** Figure data in JSON **
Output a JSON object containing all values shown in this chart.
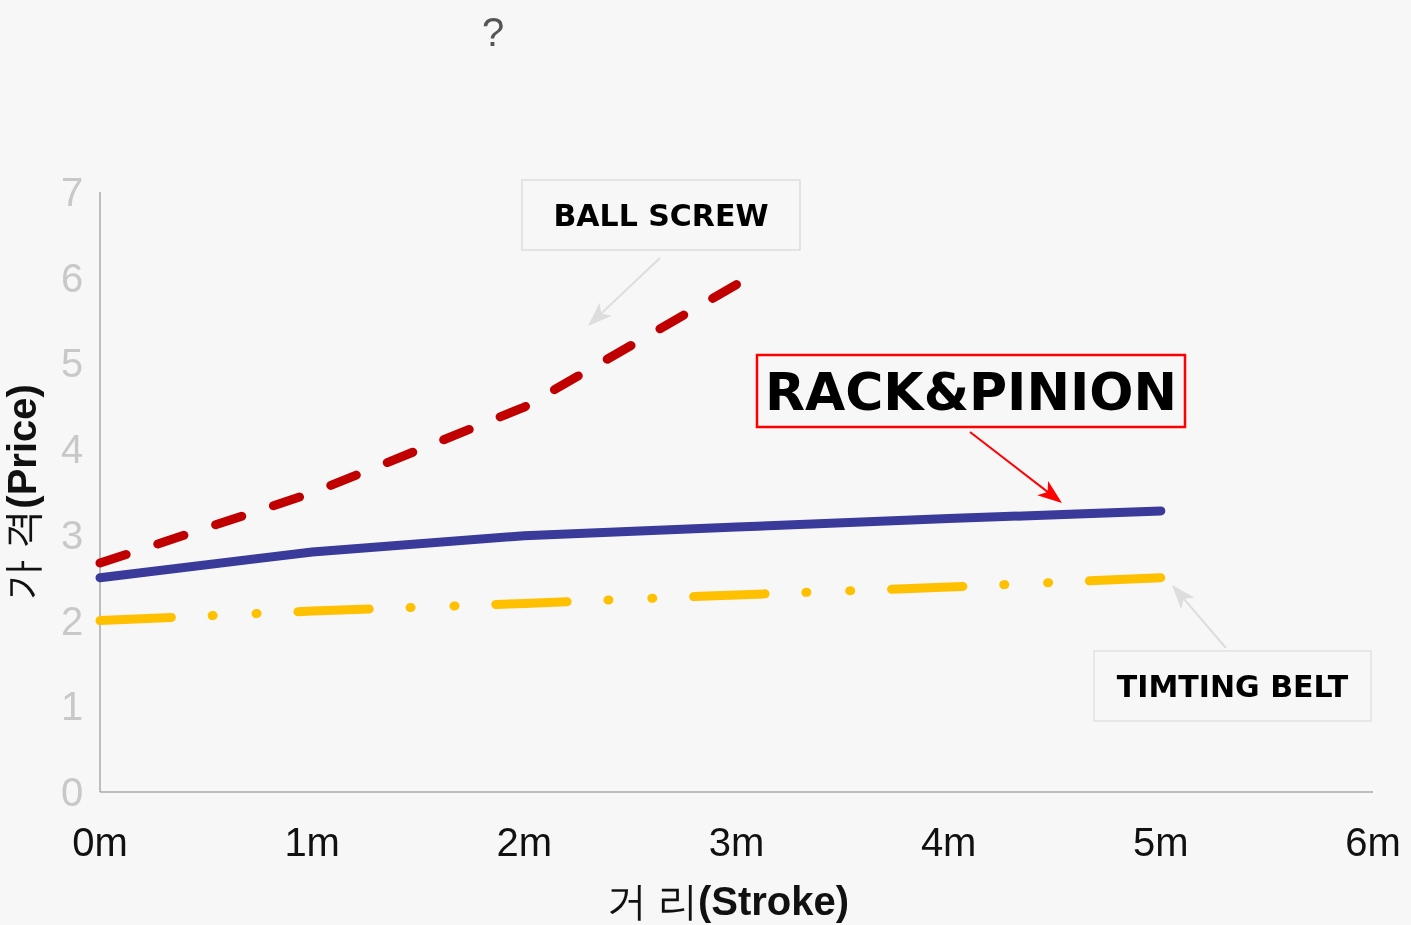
{
  "chart_data": {
    "type": "line",
    "title": "?",
    "xlabel": "거 리**(Stroke)**",
    "ylabel": "가 격**(Price)**",
    "xlim": [
      0,
      6
    ],
    "xticks": [
      {
        "value": 0,
        "label": "0m"
      },
      {
        "value": 1,
        "label": "1m"
      },
      {
        "value": 2,
        "label": "2m"
      },
      {
        "value": 3,
        "label": "3m"
      },
      {
        "value": 4,
        "label": "4m"
      },
      {
        "value": 5,
        "label": "5m"
      },
      {
        "value": 6,
        "label": "6m"
      }
    ],
    "ylim": [
      0,
      7
    ],
    "yticks": [
      0,
      1,
      2,
      3,
      4,
      5,
      6,
      7
    ],
    "grid": false,
    "legend": false,
    "marker": "none",
    "series": [
      {
        "name": "BALL SCREW",
        "color": "#c00000",
        "line_style": "dashed",
        "x": [
          0,
          1,
          2,
          3
        ],
        "values": [
          2.67,
          3.49,
          4.49,
          5.92
        ]
      },
      {
        "name": "RACK&PINION",
        "color": "#3a3a9a",
        "line_style": "solid",
        "x": [
          0,
          1,
          2,
          3,
          4,
          5
        ],
        "values": [
          2.5,
          2.8,
          2.99,
          3.09,
          3.19,
          3.28
        ]
      },
      {
        "name": "TIMTING BELT",
        "color": "#ffc000",
        "line_style": "dashdot",
        "x": [
          0,
          1,
          2,
          3,
          4,
          5
        ],
        "values": [
          2.0,
          2.11,
          2.2,
          2.3,
          2.39,
          2.5
        ]
      }
    ]
  }
}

** SET EXERCISE **
Write every record out again exactly; no pictures belong in the copy.

** RESPONSE BELOW **
Output a JSON object containing all values shown in this chart.
{
  "chart_data": {
    "type": "line",
    "title": "?",
    "xlabel": "거 리**(Stroke)**",
    "ylabel": "가 격**(Price)**",
    "xlim": [
      0,
      6
    ],
    "xticks": [
      {
        "value": 0,
        "label": "0m"
      },
      {
        "value": 1,
        "label": "1m"
      },
      {
        "value": 2,
        "label": "2m"
      },
      {
        "value": 3,
        "label": "3m"
      },
      {
        "value": 4,
        "label": "4m"
      },
      {
        "value": 5,
        "label": "5m"
      },
      {
        "value": 6,
        "label": "6m"
      }
    ],
    "ylim": [
      0,
      7
    ],
    "yticks": [
      0,
      1,
      2,
      3,
      4,
      5,
      6,
      7
    ],
    "grid": false,
    "legend": false,
    "marker": "none",
    "series": [
      {
        "name": "BALL SCREW",
        "color": "#c00000",
        "line_style": "dashed",
        "x": [
          0,
          1,
          2,
          3
        ],
        "values": [
          2.67,
          3.49,
          4.49,
          5.92
        ]
      },
      {
        "name": "RACK&PINION",
        "color": "#3a3a9a",
        "line_style": "solid",
        "x": [
          0,
          1,
          2,
          3,
          4,
          5
        ],
        "values": [
          2.5,
          2.8,
          2.99,
          3.09,
          3.19,
          3.28
        ]
      },
      {
        "name": "TIMTING BELT",
        "color": "#ffc000",
        "line_style": "dashdot",
        "x": [
          0,
          1,
          2,
          3,
          4,
          5
        ],
        "values": [
          2.0,
          2.11,
          2.2,
          2.3,
          2.39,
          2.5
        ]
      }
    ]
  }
}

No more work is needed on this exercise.